Text provided:
════════════════
Thanks for your reply and for the insights, @olavloite!

Indeed, the term "memory leak" might not be appropriate as it seems that the memory can be reclaimed. However my concern is that this is not done "fast enough".

If you look at the various examples of Cloud Functions, you'll find one named closeTransaction (it should probably be called "close database" instead). What it does is that it randomly closes the database (hence the session pool) during its execution. Of course, this is not a realistic approach to the problem, but it does seem to solve it. Memory doesn't grow, and the Cloud Function is able to keep up with the rate of input messages. Here's a screenshot of the number of unacked messages in the subscriptions corresponding to the same time frame as my previous message (the focus is on closeTransaction, but you can see that other Cloud Functions are mostly keeping up with input messages, apart from a few glitches):

Screenshot 2022-02-14 at 07 56 08

While I understand your point about resources being exhausted, it does seem possible to avoid memory growing indefinitely, even in the (granted, very specific) setup I'm showing here. So maybe what I'm asking for is: Is there any configuration parameter (existing or to be introduced) that could help the session pool and/or session objects to release memory faster?
════════════════
Data rows:
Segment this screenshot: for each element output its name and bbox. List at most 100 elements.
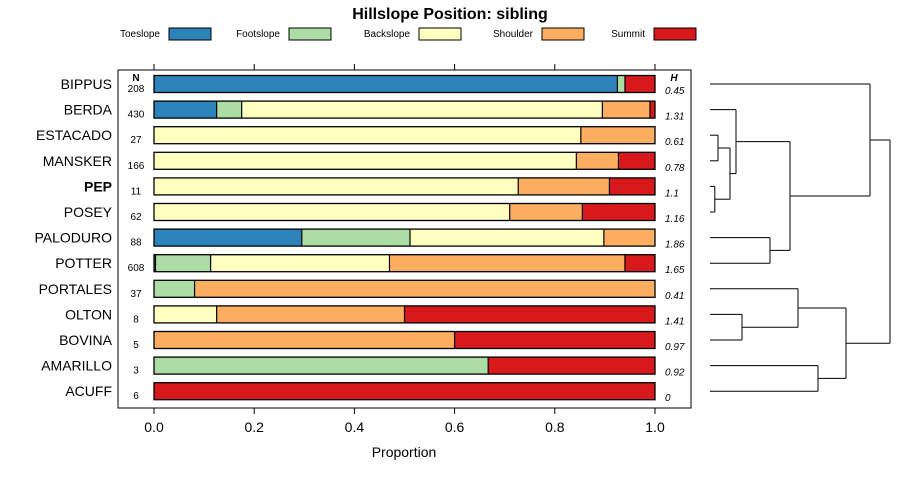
row-h-value: 0.78: [665, 163, 685, 174]
plot-frame: [117, 69, 692, 409]
row-h-value: 1.1: [665, 188, 679, 199]
row-n-value: 88: [130, 238, 142, 249]
bar-segment: [154, 331, 455, 349]
bar-outline: [153, 254, 656, 273]
bar-segment: [580, 126, 655, 144]
bar-segment: [603, 229, 655, 247]
dendrogram: [710, 83, 891, 392]
legend-label: Shoulder: [493, 29, 534, 40]
bar-segment: [454, 331, 655, 349]
legend-label: Footslope: [236, 29, 280, 40]
bar-segment: [301, 229, 411, 247]
bar-segment: [154, 177, 519, 195]
bar-outline: [153, 279, 656, 298]
x-axis: 0.0 0.2 0.4 0.6 0.8 1.0: [144, 408, 665, 435]
row-n-value: 8: [133, 314, 139, 325]
row-n-value: 430: [128, 110, 145, 121]
row-h-value: 0.97: [665, 342, 685, 353]
row-n-value: 62: [130, 212, 142, 223]
bar-segment: [154, 229, 302, 247]
bar-segment: [509, 203, 583, 221]
row-label: PEP: [84, 178, 112, 194]
bar-segment: [618, 152, 655, 170]
bar-segment: [389, 254, 625, 272]
bar-segment: [154, 101, 217, 119]
bar-segment: [154, 152, 577, 170]
row-n-value: 5: [133, 340, 139, 351]
bar-segment: [154, 254, 156, 272]
bar-segment: [154, 357, 489, 375]
bar-segment: [210, 254, 390, 272]
row-label: AMARILLO: [41, 358, 112, 374]
row-label: PORTALES: [39, 281, 112, 297]
bar-outline: [153, 100, 656, 119]
x-tick-label: 0.8: [545, 419, 565, 435]
bar-segment: [216, 101, 242, 119]
x-tick-label: 0.6: [445, 419, 465, 435]
bar-segment: [404, 305, 655, 323]
x-tick-label: 1.0: [645, 419, 665, 435]
x-tick-label: 0.0: [144, 419, 164, 435]
row-label: POTTER: [55, 255, 112, 271]
row-label: PALODURO: [34, 230, 112, 246]
row-label: MANSKER: [43, 153, 112, 169]
legend-swatch: [541, 27, 585, 41]
bar-segment: [154, 203, 510, 221]
row-h-value: 0.61: [665, 137, 684, 148]
legend-label: Toeslope: [120, 29, 160, 40]
row-h-value: 1.31: [665, 112, 684, 123]
legend-swatch: [418, 27, 462, 41]
bar-segment: [649, 101, 655, 119]
row-h-value: 0.41: [665, 291, 684, 302]
row-h-value: 0.92: [665, 368, 685, 379]
bar-rows: BIPPUS 208 0.45 BERDA 430 1.31 ESTACADO 27 0.61 M…: [34, 73, 684, 404]
bar-segment: [154, 280, 195, 298]
bar-segment: [154, 305, 217, 323]
row-n-value: 208: [128, 84, 145, 95]
bar-segment: [488, 357, 655, 375]
row-h-value: 1.86: [665, 240, 685, 251]
bar-outline: [153, 177, 656, 196]
bar-outline: [153, 356, 656, 375]
row-h-value: 0: [665, 393, 671, 404]
bar-segment: [410, 229, 604, 247]
row-h-value: 0.45: [665, 86, 685, 97]
top-axis-ticks: [153, 64, 656, 70]
row-label: ACUFF: [65, 383, 112, 399]
legend: Toeslope Footslope Backslope Shoulder Summit: [120, 27, 697, 41]
bar-outline: [153, 74, 656, 94]
row-h-value: 1.41: [665, 316, 684, 327]
row-n-value: 3: [133, 366, 139, 377]
bar-outline: [153, 126, 656, 145]
bar-segment: [617, 75, 625, 93]
bar-segment: [154, 75, 618, 93]
bar-outline: [153, 151, 656, 170]
bar-segment: [582, 203, 655, 221]
bar-segment: [241, 101, 603, 119]
bar-segment: [216, 305, 405, 323]
row-label: BOVINA: [59, 332, 113, 348]
bar-segment: [154, 382, 655, 400]
row-h-value: 1.65: [665, 265, 685, 276]
row-n-value: 6: [133, 391, 139, 402]
chart-title: Hillslope Position: sibling: [352, 6, 548, 23]
bar-segment: [155, 254, 211, 272]
row-n-value: 27: [130, 135, 142, 146]
x-tick-label: 0.2: [244, 419, 264, 435]
x-axis-label: Proportion: [372, 444, 437, 460]
x-tick-label: 0.4: [345, 419, 365, 435]
row-n-value: 37: [130, 289, 142, 300]
legend-label: Summit: [611, 29, 645, 40]
row-label: OLTON: [65, 306, 112, 322]
row-label: ESTACADO: [36, 127, 112, 143]
row-label: POSEY: [64, 204, 113, 220]
bar-outline: [153, 330, 656, 350]
row-n-value: 166: [128, 161, 145, 172]
bar-outline: [153, 382, 656, 401]
legend-swatch: [168, 27, 212, 41]
row-label: BIPPUS: [61, 76, 112, 92]
bar-segment: [624, 254, 655, 272]
row-h-value: 1.16: [665, 214, 685, 225]
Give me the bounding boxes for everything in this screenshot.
════════════════
Exercise tasks:
(A) In the forum post about session pool memory, what does the Cloud Function named closeTransaction do during its execution?
(B) Write a continuation of the forum post about session pool memory, picking up right after its final question.
The entries were taken from a different source than the text.

The replies:
(A) It randomly closes the database, and with it the session pool.

(B)
About increasing the number of instances, unfortunately this is not possible in our case. We do have many other Cloud Functions for which we let the autoscaling algorithm do its thing, but in this particular case we have to "disable the concurrency" of this Cloud Function. Also, the input throughput is slightly different from the reproduction case: input messages are actually emitted in batches. Every 3 minutes, tens of messages are produced in the input Pub/Sub topic, but then nothing happens for the rest of the 3 minutes. The single instance does seem capable of handling the throughput. In fact, most of the time the number of active instances goes back down to 0:

Screenshot 2022-02-14 at 08 13 44

However if we zoom out, we see that it's (probably) actually the same instance being reused, and that its memory usage is growing over time:

Screenshot 2022-02-14 at 08 14 50

In this production use case, it would seem that the instance would have plenty of time to "garbage collect" the memory, but it does not so, hence my initial request of "finding a way to release memory faster in the Spanner client".

I hope this makes sense. Please tell me if you need additional details!

olavloite commented 2 years ago

@flovouin

closeTransaction: (Or as you said: closeDatabase). Yes, this function seems to be able to keep up. That was also the case in my test run. If you look at the different memory usage graphs in my test run, you can see that closeTransaction has a stable memory usage both before and after increasing the MaxInstances configuration. I think that this is down to the simple fact that it does less than most of the other functions, and explicitly cleans up memory by calling database.close(), which means that its base memory usage will always be lower than many of the other functions.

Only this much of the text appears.